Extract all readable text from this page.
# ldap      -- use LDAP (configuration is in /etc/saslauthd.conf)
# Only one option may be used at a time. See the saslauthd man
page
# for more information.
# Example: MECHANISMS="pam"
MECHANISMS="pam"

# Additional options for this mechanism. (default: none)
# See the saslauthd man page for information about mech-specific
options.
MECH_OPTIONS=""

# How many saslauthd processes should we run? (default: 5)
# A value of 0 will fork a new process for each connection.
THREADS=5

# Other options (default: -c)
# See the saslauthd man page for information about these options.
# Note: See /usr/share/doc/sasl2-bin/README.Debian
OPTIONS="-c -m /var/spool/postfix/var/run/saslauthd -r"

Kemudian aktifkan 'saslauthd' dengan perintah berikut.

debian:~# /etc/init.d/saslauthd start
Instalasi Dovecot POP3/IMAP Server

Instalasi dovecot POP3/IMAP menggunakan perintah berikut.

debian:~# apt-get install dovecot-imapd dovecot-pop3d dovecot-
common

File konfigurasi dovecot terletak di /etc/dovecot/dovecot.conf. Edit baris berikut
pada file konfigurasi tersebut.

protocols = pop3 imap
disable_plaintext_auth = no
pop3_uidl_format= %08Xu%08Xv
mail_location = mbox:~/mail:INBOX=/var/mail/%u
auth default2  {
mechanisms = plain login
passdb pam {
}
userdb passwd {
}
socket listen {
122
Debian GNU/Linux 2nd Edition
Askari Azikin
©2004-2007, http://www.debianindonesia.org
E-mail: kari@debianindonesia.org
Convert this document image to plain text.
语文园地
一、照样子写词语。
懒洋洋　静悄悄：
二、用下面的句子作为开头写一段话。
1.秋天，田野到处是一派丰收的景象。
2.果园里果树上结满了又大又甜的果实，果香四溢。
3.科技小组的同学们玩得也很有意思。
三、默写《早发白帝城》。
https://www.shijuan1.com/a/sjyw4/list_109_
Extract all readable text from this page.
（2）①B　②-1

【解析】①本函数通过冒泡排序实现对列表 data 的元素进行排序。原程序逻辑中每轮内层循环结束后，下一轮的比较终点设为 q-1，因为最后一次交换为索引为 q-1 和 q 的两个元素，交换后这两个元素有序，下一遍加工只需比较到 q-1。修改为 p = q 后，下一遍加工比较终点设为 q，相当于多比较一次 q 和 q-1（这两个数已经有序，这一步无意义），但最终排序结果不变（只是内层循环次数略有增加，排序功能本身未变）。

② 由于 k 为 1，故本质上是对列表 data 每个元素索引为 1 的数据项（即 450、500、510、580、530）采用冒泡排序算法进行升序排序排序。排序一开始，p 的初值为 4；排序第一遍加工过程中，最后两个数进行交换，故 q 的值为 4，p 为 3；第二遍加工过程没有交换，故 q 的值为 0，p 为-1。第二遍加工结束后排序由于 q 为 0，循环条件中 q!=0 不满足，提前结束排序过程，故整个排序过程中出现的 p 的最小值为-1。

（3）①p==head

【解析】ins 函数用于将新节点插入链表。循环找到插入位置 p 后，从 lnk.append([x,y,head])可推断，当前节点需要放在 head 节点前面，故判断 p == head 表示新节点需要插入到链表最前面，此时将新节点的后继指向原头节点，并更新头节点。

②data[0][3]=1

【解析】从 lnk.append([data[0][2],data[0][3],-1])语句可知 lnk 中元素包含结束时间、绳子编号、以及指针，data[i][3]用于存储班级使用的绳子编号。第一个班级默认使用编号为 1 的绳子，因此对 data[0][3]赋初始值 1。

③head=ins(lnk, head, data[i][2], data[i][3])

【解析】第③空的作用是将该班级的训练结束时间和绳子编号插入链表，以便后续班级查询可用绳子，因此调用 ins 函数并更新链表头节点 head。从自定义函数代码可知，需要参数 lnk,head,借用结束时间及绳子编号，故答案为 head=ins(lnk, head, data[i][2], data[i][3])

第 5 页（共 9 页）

**DO THIS:** Every line above should be written out again exactly as it stands.

**ANSWER TO THE TASK:**
Extract all readable text from this page.
# ldap      -- use LDAP (configuration is in /etc/saslauthd.conf)
# Only one option may be used at a time. See the saslauthd man
page
# for more information.
# Example: MECHANISMS="pam"
MECHANISMS="pam"

# Additional options for this mechanism. (default: none)
# See the saslauthd man page for information about mech-specific
options.
MECH_OPTIONS=""

# How many saslauthd processes should we run? (default: 5)
# A value of 0 will fork a new process for each connection.
THREADS=5

# Other options (default: -c)
# See the saslauthd man page for information about these options.
# Note: See /usr/share/doc/sasl2-bin/README.Debian
OPTIONS="-c -m /var/spool/postfix/var/run/saslauthd -r"

Kemudian aktifkan 'saslauthd' dengan perintah berikut.

debian:~# /etc/init.d/saslauthd start
Instalasi Dovecot POP3/IMAP Server

Instalasi dovecot POP3/IMAP menggunakan perintah berikut.

debian:~# apt-get install dovecot-imapd dovecot-pop3d dovecot-
common

File konfigurasi dovecot terletak di /etc/dovecot/dovecot.conf. Edit baris berikut
pada file konfigurasi tersebut.

protocols = pop3 imap
disable_plaintext_auth = no
pop3_uidl_format= %08Xu%08Xv
mail_location = mbox:~/mail:INBOX=/var/mail/%u
auth default2  {
mechanisms = plain login
passdb pam {
}
userdb passwd {
}
socket listen {
122
Debian GNU/Linux 2nd Edition
Askari Azikin
©2004-2007, http://www.debianindonesia.org
E-mail: kari@debianindonesia.org
Convert this document image to plain text.
语文园地
一、照样子写词语。
懒洋洋　静悄悄：
二、用下面的句子作为开头写一段话。
1.秋天，田野到处是一派丰收的景象。
2.果园里果树上结满了又大又甜的果实，果香四溢。
3.科技小组的同学们玩得也很有意思。
三、默写《早发白帝城》。
https://www.shijuan1.com/a/sjyw4/list_109_
Extract all readable text from this page.
（2）①B　②-1

【解析】①本函数通过冒泡排序实现对列表 data 的元素进行排序。原程序逻辑中每轮内层循环结束后，下一轮的比较终点设为 q-1，因为最后一次交换为索引为 q-1 和 q 的两个元素，交换后这两个元素有序，下一遍加工只需比较到 q-1。修改为 p = q 后，下一遍加工比较终点设为 q，相当于多比较一次 q 和 q-1（这两个数已经有序，这一步无意义），但最终排序结果不变（只是内层循环次数略有增加，排序功能本身未变）。

② 由于 k 为 1，故本质上是对列表 data 每个元素索引为 1 的数据项（即 450、500、510、580、530）采用冒泡排序算法进行升序排序排序。排序一开始，p 的初值为 4；排序第一遍加工过程中，最后两个数进行交换，故 q 的值为 4，p 为 3；第二遍加工过程没有交换，故 q 的值为 0，p 为-1。第二遍加工结束后排序由于 q 为 0，循环条件中 q!=0 不满足，提前结束排序过程，故整个排序过程中出现的 p 的最小值为-1。

（3）①p==head

【解析】ins 函数用于将新节点插入链表。循环找到插入位置 p 后，从 lnk.append([x,y,head])可推断，当前节点需要放在 head 节点前面，故判断 p == head 表示新节点需要插入到链表最前面，此时将新节点的后继指向原头节点，并更新头节点。

②data[0][3]=1

【解析】从 lnk.append([data[0][2],data[0][3],-1])语句可知 lnk 中元素包含结束时间、绳子编号、以及指针，data[i][3]用于存储班级使用的绳子编号。第一个班级默认使用编号为 1 的绳子，因此对 data[0][3]赋初始值 1。

③head=ins(lnk, head, data[i][2], data[i][3])

【解析】第③空的作用是将该班级的训练结束时间和绳子编号插入链表，以便后续班级查询可用绳子，因此调用 ins 函数并更新链表头节点 head。从自定义函数代码可知，需要参数 lnk,head,借用结束时间及绳子编号，故答案为 head=ins(lnk, head, data[i][2], data[i][3])

第 5 页（共 9 页）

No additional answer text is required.